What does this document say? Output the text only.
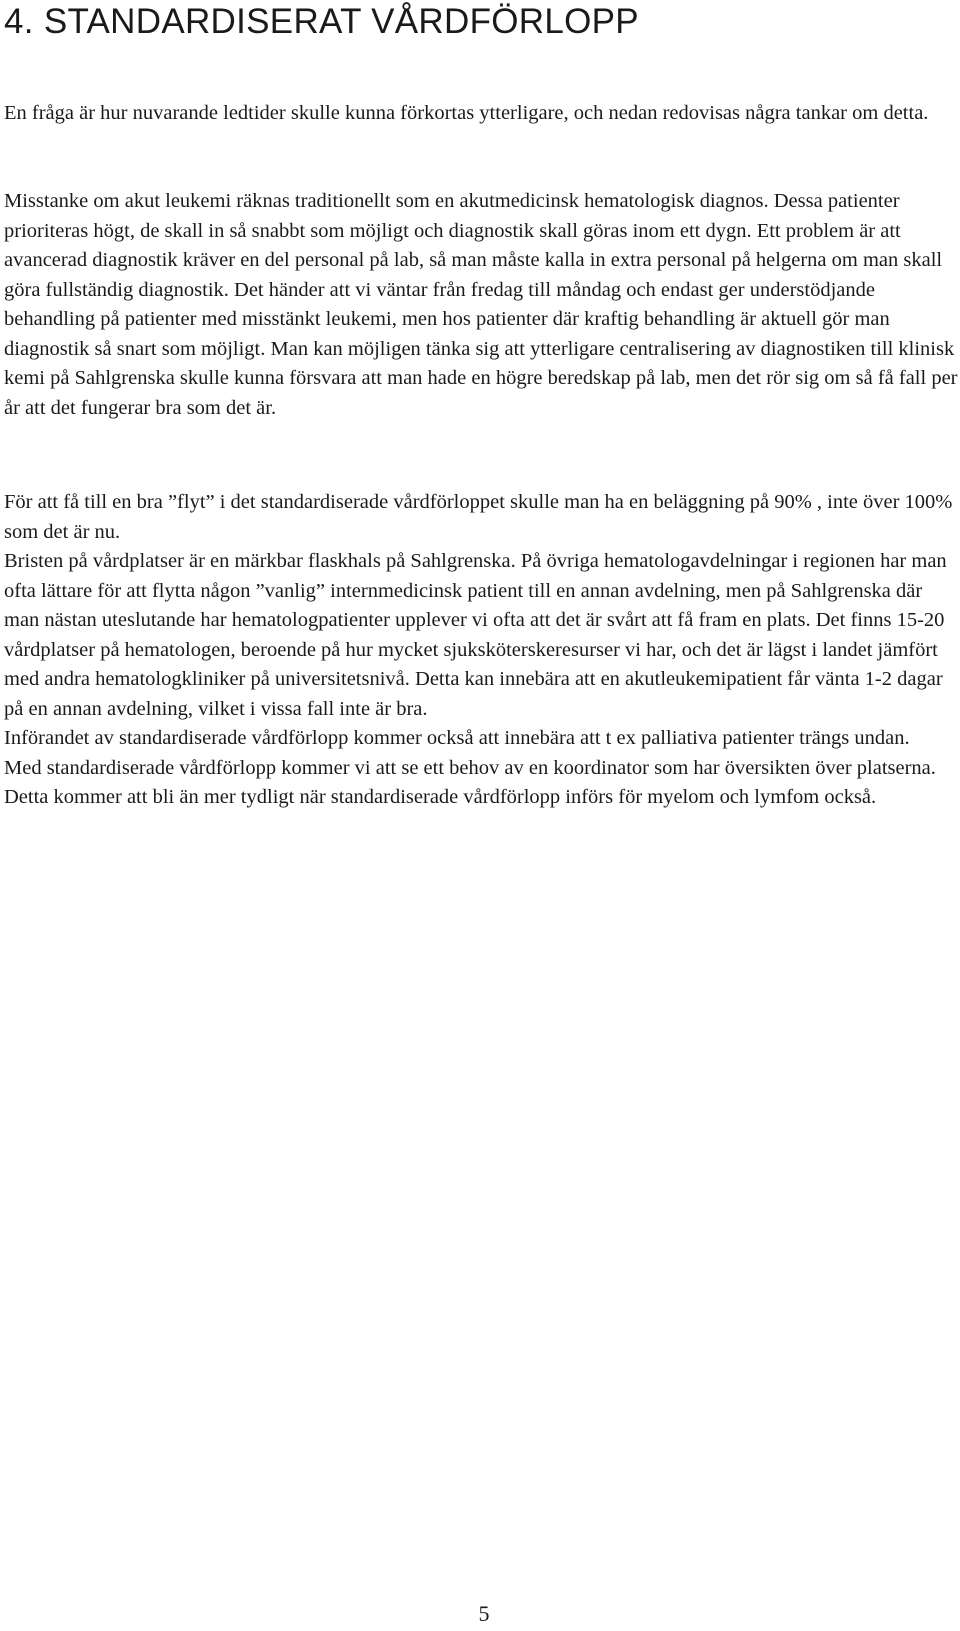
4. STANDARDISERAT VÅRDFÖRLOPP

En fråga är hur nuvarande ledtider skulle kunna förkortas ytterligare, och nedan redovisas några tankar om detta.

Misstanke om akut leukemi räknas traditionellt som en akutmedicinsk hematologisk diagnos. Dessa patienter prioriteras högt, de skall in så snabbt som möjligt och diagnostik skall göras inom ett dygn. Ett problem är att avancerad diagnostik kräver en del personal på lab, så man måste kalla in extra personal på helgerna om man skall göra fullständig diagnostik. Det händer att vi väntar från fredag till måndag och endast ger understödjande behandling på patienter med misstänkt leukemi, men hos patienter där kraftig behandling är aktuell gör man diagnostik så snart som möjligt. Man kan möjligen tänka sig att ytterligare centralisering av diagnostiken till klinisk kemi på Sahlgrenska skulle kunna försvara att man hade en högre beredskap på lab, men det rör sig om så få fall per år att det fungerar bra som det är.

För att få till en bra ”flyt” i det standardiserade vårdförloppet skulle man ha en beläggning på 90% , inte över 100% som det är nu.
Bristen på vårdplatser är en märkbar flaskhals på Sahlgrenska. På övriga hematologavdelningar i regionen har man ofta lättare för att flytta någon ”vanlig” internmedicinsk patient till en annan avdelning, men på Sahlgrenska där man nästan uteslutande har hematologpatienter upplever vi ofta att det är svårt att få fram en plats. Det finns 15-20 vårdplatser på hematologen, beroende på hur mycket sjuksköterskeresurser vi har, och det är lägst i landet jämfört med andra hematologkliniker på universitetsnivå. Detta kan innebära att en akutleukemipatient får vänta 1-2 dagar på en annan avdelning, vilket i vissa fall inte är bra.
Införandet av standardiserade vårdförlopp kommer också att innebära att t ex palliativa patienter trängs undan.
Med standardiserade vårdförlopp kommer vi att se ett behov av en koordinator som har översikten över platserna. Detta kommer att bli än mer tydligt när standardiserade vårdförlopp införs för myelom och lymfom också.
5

* * *

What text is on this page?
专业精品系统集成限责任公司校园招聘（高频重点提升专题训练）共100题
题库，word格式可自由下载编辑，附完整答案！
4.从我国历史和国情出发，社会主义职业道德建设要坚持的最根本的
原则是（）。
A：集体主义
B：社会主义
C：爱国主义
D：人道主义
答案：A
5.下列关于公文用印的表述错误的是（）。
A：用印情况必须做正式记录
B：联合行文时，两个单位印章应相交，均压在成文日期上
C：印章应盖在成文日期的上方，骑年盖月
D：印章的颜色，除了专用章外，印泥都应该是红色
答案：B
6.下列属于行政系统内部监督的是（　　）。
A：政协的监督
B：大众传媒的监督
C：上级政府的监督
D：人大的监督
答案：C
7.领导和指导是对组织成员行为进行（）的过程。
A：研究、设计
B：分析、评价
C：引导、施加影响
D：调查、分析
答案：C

---

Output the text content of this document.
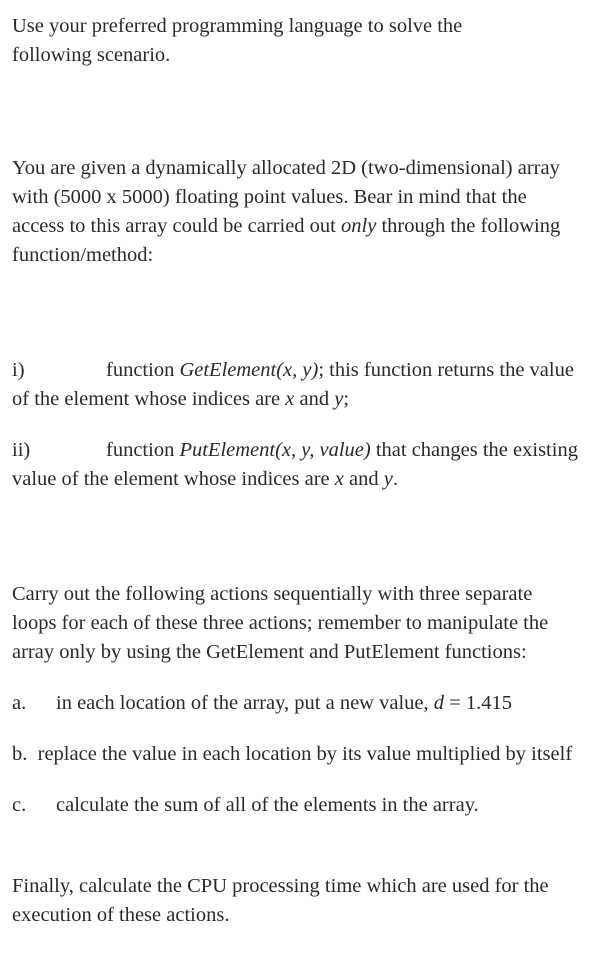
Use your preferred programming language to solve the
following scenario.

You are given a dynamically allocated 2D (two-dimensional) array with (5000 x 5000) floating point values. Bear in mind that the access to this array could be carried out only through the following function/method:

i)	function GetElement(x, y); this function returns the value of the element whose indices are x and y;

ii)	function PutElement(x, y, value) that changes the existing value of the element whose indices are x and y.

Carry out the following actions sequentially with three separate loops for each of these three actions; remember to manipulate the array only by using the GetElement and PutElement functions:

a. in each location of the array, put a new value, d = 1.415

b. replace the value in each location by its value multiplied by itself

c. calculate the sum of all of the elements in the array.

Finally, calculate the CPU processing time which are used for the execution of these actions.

• _WHAT THE EXERCISE ASKS_:
Find the string "calculate" in the records, then copy each line where it occurs.

• _ANSWER BELOW_:
c. calculate the sum of all of the elements in the array.
Finally, calculate the CPU processing time which are used for the execution of these actions.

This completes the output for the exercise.